Data items:
# # # # #
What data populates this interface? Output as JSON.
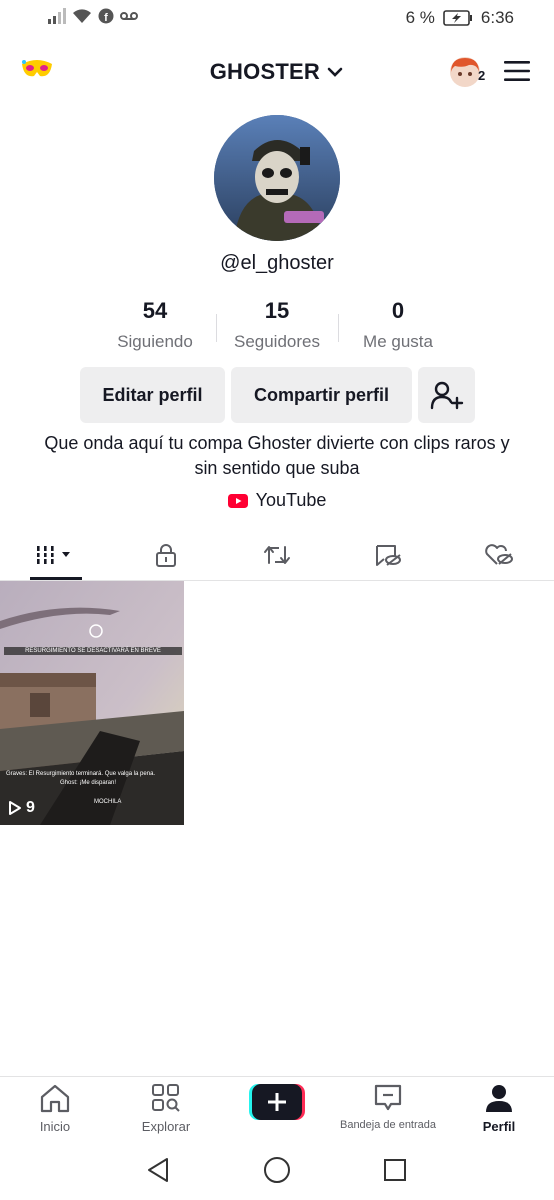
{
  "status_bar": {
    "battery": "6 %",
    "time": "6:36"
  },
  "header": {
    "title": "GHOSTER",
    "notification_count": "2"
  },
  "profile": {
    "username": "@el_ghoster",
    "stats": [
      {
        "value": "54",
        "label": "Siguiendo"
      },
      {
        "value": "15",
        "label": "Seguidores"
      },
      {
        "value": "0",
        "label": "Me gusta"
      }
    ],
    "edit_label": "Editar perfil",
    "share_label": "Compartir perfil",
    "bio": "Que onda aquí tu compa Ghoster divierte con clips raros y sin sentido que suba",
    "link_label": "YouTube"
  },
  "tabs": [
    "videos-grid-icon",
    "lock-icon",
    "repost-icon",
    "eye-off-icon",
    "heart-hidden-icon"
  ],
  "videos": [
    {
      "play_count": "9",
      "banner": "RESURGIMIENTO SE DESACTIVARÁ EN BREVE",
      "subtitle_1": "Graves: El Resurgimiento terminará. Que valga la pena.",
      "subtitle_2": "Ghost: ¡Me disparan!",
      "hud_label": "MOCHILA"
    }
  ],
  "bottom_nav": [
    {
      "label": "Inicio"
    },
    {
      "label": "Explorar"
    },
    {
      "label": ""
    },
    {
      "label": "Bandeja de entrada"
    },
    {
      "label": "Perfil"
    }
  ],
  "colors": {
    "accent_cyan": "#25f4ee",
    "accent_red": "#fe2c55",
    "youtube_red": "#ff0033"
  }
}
# # # # #
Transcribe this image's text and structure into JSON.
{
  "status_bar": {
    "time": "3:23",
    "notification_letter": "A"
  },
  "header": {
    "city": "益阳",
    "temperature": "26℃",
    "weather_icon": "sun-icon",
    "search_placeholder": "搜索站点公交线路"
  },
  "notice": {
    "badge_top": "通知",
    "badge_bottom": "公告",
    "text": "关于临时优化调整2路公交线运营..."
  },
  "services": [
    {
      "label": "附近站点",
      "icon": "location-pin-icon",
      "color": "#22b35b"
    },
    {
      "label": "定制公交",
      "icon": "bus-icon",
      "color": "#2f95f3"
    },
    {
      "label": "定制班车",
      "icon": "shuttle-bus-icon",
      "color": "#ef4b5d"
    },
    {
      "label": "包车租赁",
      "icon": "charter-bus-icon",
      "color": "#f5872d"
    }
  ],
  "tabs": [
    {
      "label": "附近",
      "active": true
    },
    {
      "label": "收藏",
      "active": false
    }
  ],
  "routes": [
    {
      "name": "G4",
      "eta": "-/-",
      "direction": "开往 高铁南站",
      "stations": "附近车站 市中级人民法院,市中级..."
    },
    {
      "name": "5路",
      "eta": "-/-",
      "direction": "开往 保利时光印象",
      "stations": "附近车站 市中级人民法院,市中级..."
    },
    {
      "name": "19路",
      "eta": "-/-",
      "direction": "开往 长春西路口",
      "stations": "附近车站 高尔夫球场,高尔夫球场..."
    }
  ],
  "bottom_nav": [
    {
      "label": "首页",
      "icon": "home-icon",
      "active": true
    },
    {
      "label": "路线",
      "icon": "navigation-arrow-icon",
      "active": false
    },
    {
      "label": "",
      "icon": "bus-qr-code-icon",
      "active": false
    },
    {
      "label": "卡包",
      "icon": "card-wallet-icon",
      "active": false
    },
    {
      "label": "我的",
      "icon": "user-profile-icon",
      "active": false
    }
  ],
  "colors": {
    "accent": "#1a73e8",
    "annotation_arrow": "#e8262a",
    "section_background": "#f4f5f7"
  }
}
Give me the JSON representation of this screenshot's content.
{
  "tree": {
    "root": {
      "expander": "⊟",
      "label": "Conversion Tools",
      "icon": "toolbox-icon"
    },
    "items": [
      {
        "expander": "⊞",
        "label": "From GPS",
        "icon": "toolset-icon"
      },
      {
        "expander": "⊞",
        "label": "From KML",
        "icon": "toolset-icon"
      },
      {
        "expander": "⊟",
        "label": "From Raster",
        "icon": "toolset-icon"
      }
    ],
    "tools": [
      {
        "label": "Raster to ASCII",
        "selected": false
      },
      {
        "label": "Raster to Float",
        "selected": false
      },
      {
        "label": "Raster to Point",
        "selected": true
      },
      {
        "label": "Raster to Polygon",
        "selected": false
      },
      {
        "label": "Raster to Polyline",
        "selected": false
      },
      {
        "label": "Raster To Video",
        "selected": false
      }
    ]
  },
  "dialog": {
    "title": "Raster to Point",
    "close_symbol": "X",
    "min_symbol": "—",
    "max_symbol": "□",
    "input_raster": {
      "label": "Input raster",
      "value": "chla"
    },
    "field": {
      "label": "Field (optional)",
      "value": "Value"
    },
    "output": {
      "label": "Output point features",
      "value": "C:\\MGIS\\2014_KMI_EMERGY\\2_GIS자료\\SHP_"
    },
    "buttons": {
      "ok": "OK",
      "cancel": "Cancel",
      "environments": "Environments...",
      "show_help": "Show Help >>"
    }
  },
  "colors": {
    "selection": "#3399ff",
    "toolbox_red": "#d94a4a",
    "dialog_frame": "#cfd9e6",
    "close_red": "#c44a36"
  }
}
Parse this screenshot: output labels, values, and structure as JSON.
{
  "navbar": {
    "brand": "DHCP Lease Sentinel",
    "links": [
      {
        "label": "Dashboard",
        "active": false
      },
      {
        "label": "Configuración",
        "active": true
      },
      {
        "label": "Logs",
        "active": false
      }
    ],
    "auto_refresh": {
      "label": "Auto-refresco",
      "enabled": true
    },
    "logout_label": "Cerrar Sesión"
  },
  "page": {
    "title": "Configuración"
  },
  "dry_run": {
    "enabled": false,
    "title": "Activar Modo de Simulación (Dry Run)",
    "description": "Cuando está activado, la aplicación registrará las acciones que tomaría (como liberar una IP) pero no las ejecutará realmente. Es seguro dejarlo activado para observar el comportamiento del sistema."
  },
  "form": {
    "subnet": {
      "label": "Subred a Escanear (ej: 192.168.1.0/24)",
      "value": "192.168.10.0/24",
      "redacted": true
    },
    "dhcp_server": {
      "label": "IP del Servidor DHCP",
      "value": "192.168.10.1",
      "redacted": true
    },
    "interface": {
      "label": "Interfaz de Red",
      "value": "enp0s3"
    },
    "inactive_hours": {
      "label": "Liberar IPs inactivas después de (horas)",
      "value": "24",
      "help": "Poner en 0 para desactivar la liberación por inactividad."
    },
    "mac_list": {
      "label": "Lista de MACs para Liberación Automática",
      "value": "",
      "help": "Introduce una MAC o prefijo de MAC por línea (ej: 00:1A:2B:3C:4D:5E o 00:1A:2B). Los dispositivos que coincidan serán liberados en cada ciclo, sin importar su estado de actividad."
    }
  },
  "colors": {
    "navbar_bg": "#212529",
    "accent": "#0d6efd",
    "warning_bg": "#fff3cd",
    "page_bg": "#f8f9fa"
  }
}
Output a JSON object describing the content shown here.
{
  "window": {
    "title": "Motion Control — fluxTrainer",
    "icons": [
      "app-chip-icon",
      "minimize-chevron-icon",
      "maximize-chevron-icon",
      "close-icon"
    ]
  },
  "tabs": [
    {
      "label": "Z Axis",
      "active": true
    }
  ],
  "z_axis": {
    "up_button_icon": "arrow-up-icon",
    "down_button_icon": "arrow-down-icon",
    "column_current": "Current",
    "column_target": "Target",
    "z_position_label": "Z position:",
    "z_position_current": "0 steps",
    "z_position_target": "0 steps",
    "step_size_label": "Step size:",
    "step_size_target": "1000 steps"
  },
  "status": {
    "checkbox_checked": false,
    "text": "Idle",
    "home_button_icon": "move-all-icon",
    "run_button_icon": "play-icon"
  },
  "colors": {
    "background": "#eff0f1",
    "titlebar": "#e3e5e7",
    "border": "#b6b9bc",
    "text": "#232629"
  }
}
# # # # #
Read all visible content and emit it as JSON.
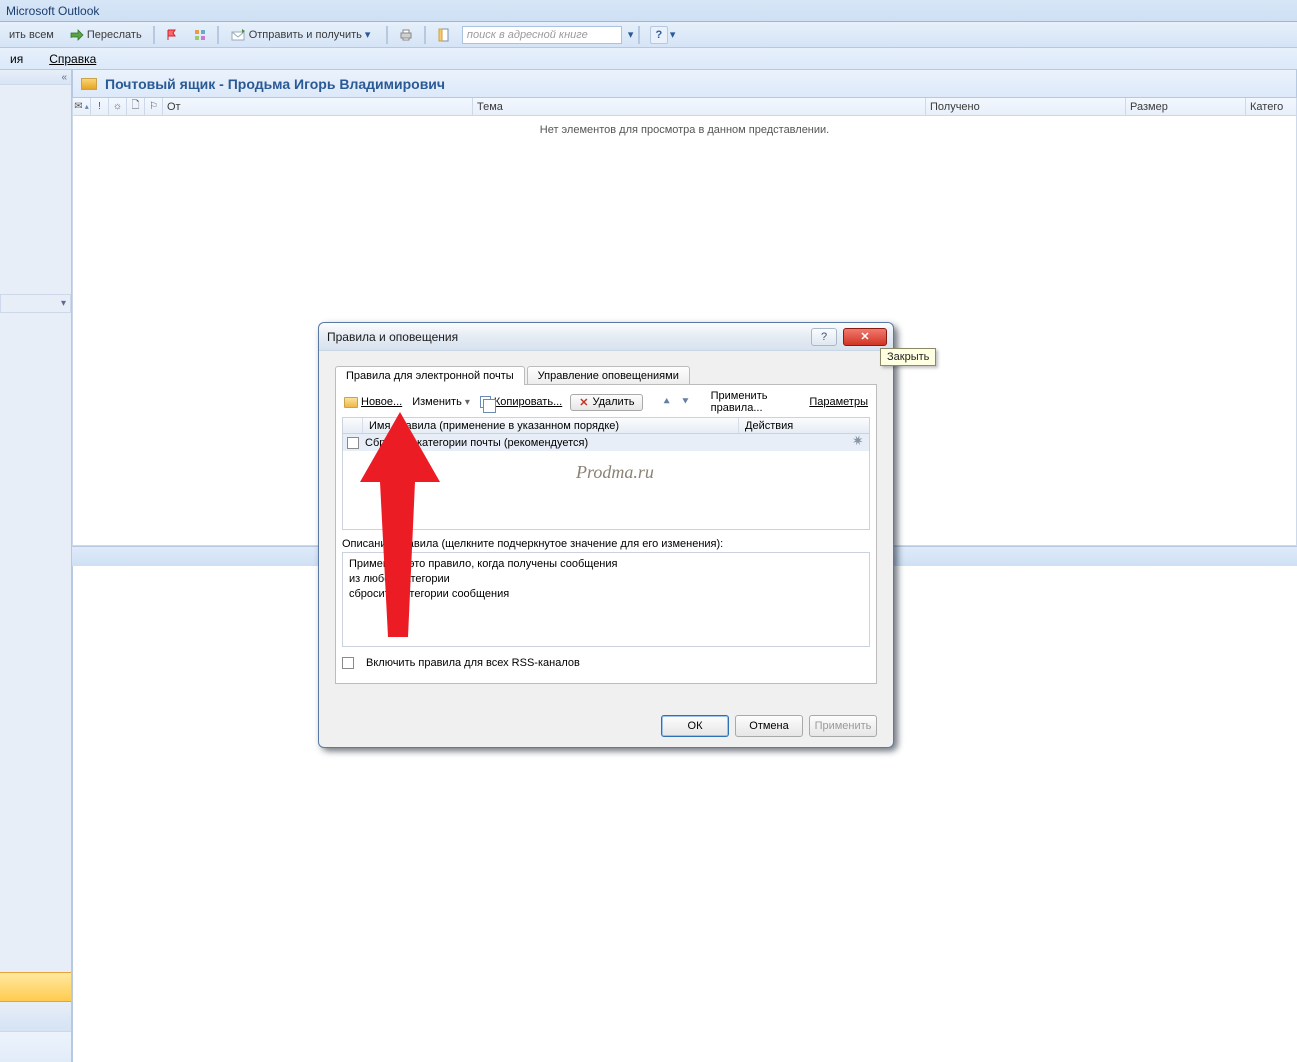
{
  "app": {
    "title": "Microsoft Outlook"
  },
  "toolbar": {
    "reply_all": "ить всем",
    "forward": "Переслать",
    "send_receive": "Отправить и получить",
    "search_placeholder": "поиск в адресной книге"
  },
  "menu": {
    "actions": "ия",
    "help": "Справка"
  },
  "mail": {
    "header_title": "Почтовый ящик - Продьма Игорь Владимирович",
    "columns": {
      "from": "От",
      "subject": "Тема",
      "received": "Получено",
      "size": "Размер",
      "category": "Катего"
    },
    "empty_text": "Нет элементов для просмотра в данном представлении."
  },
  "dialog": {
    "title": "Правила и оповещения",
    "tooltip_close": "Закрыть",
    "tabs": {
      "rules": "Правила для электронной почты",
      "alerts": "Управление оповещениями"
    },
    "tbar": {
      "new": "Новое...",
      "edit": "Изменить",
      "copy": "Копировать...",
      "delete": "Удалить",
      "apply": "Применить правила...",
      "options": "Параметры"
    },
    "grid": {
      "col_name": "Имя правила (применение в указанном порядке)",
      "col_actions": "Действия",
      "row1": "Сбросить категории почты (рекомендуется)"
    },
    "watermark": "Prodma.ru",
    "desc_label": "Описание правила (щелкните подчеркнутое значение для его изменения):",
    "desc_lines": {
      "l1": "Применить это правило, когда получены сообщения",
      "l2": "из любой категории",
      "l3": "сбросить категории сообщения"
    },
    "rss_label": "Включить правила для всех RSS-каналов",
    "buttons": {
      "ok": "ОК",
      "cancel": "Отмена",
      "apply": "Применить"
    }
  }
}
# # # # #
**Problem statement**
Give the number of lines in the material above that have the word "chevron" in them, and nothing more.

**Exercise response**
2